What you should do:
Your job is to retype all of the data word for word, leaving every image out.

(Collection entries)
━━━━━━━━━━━━━━━━━━━━━━━━━━━━━━

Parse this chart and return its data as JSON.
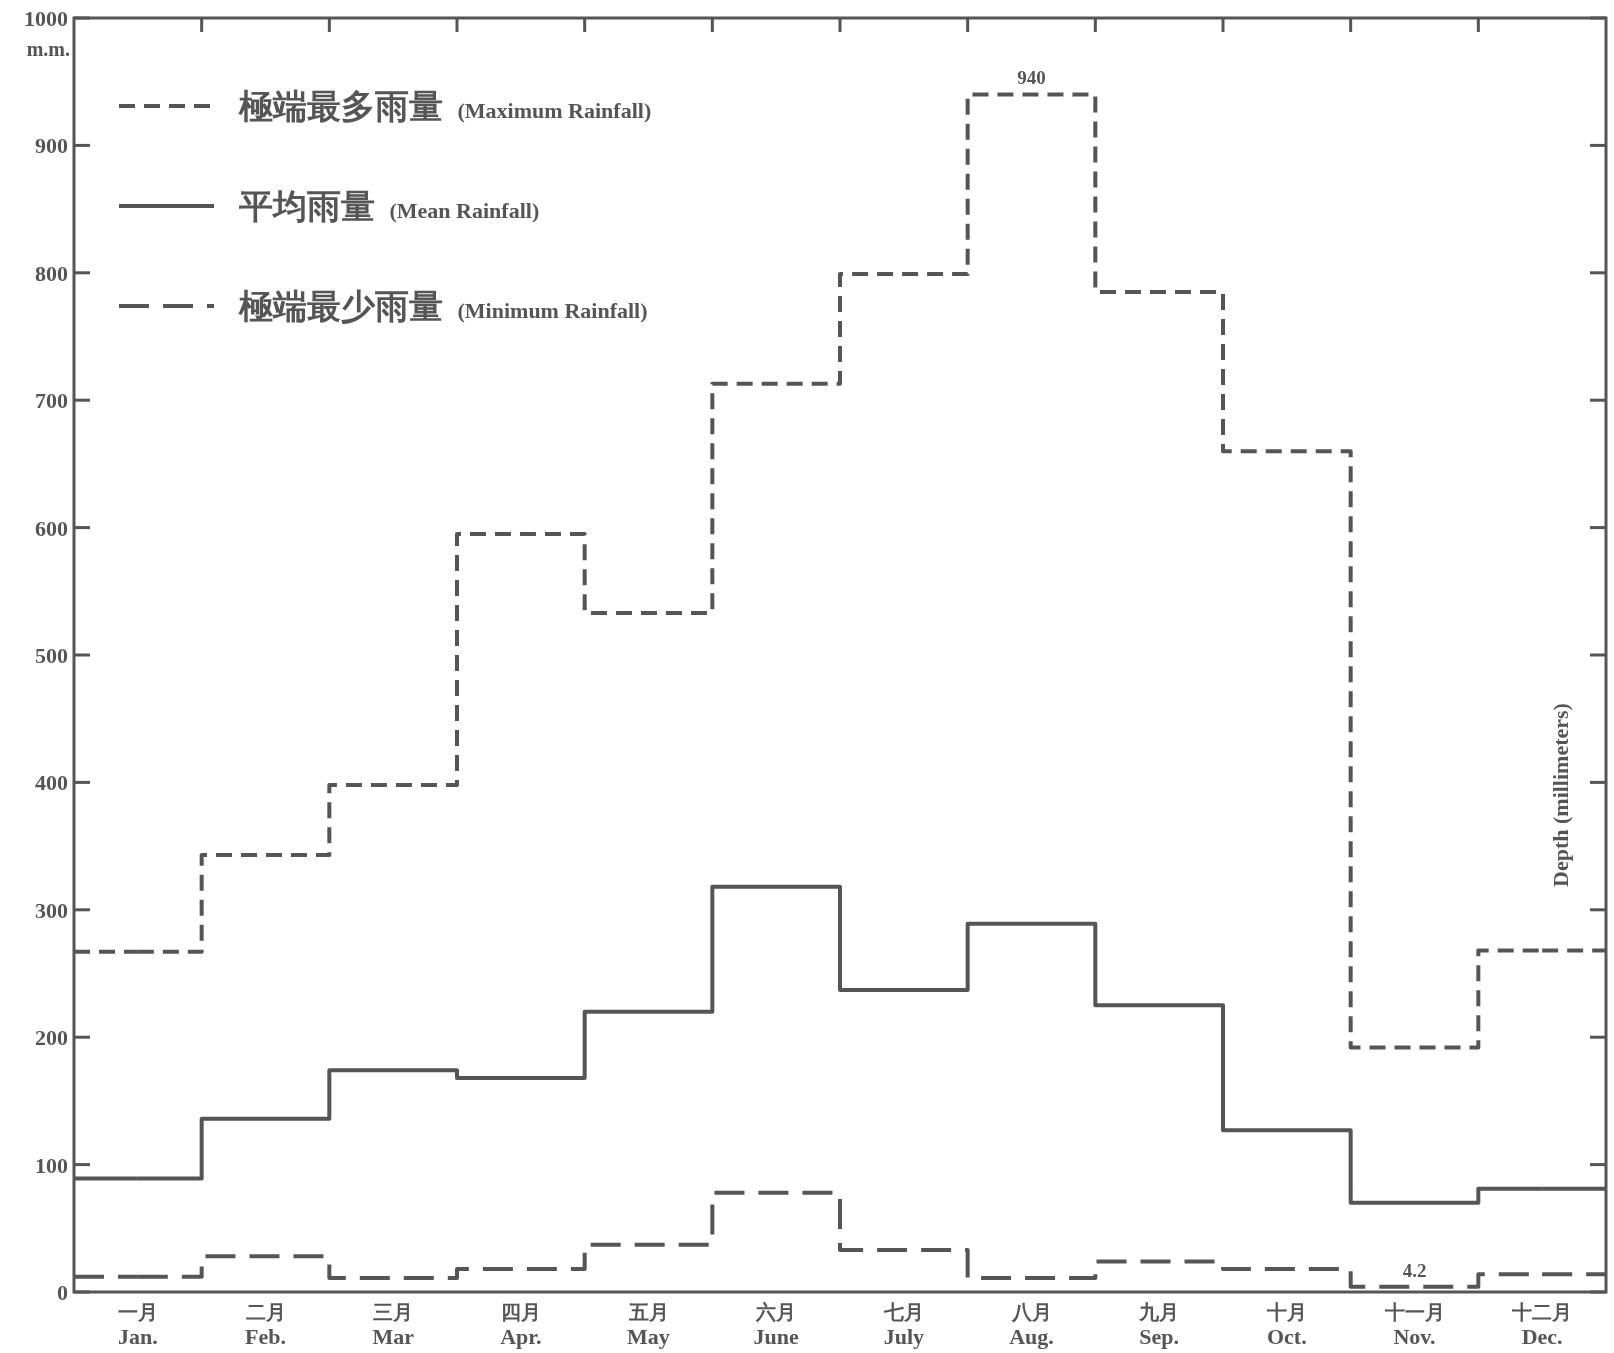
{
  "chart_data": {
    "type": "step",
    "categories": [
      "一月\nJan.",
      "二月\nFeb.",
      "三月\nMar",
      "四月\nApr.",
      "五月\nMay",
      "六月\nJune",
      "七月\nJuly",
      "八月\nAug.",
      "九月\nSep.",
      "十月\nOct.",
      "十一月\nNov.",
      "十二月\nDec."
    ],
    "series": [
      {
        "name": "極端最多雨量 (Maximum Rainfall)",
        "color": "#555555",
        "line_style": "dashed",
        "values": [
          267,
          343,
          398,
          595,
          533,
          713,
          799,
          940,
          785,
          660,
          192,
          268
        ],
        "value_labels": [
          null,
          null,
          null,
          null,
          null,
          null,
          null,
          "940",
          null,
          null,
          null,
          null
        ]
      },
      {
        "name": "平均雨量 (Mean Rainfall)",
        "color": "#555555",
        "line_style": "solid",
        "values": [
          89,
          136,
          174,
          168,
          220,
          318,
          237,
          289,
          225,
          127,
          70,
          81
        ]
      },
      {
        "name": "極端最少雨量 (Minimum Rainfall)",
        "color": "#555555",
        "line_style": "longdash",
        "values": [
          12,
          28,
          11,
          18,
          37,
          78,
          33,
          11,
          24,
          18,
          4.2,
          14
        ],
        "value_labels": [
          null,
          null,
          null,
          null,
          null,
          null,
          null,
          null,
          null,
          null,
          "4.2",
          null
        ]
      }
    ],
    "ylabel": "Depth (millimeters)",
    "annotations": [
      "m.m."
    ],
    "ylim": [
      0,
      1000
    ],
    "yticks": [
      0,
      100,
      200,
      300,
      400,
      500,
      600,
      700,
      800,
      900,
      1000
    ],
    "grid": false,
    "legend": "top left"
  }
}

━━━━━━━━━━━━━━━━━━━━━━━━━━━━━━

Answer to the task:
Parse this chart and return its data as JSON.
{
  "chart_data": {
    "type": "step",
    "categories": [
      "一月\nJan.",
      "二月\nFeb.",
      "三月\nMar",
      "四月\nApr.",
      "五月\nMay",
      "六月\nJune",
      "七月\nJuly",
      "八月\nAug.",
      "九月\nSep.",
      "十月\nOct.",
      "十一月\nNov.",
      "十二月\nDec."
    ],
    "series": [
      {
        "name": "極端最多雨量 (Maximum Rainfall)",
        "color": "#555555",
        "line_style": "dashed",
        "values": [
          267,
          343,
          398,
          595,
          533,
          713,
          799,
          940,
          785,
          660,
          192,
          268
        ],
        "value_labels": [
          null,
          null,
          null,
          null,
          null,
          null,
          null,
          "940",
          null,
          null,
          null,
          null
        ]
      },
      {
        "name": "平均雨量 (Mean Rainfall)",
        "color": "#555555",
        "line_style": "solid",
        "values": [
          89,
          136,
          174,
          168,
          220,
          318,
          237,
          289,
          225,
          127,
          70,
          81
        ]
      },
      {
        "name": "極端最少雨量 (Minimum Rainfall)",
        "color": "#555555",
        "line_style": "longdash",
        "values": [
          12,
          28,
          11,
          18,
          37,
          78,
          33,
          11,
          24,
          18,
          4.2,
          14
        ],
        "value_labels": [
          null,
          null,
          null,
          null,
          null,
          null,
          null,
          null,
          null,
          null,
          "4.2",
          null
        ]
      }
    ],
    "ylabel": "Depth (millimeters)",
    "annotations": [
      "m.m."
    ],
    "ylim": [
      0,
      1000
    ],
    "yticks": [
      0,
      100,
      200,
      300,
      400,
      500,
      600,
      700,
      800,
      900,
      1000
    ],
    "grid": false,
    "legend": "top left"
  }
}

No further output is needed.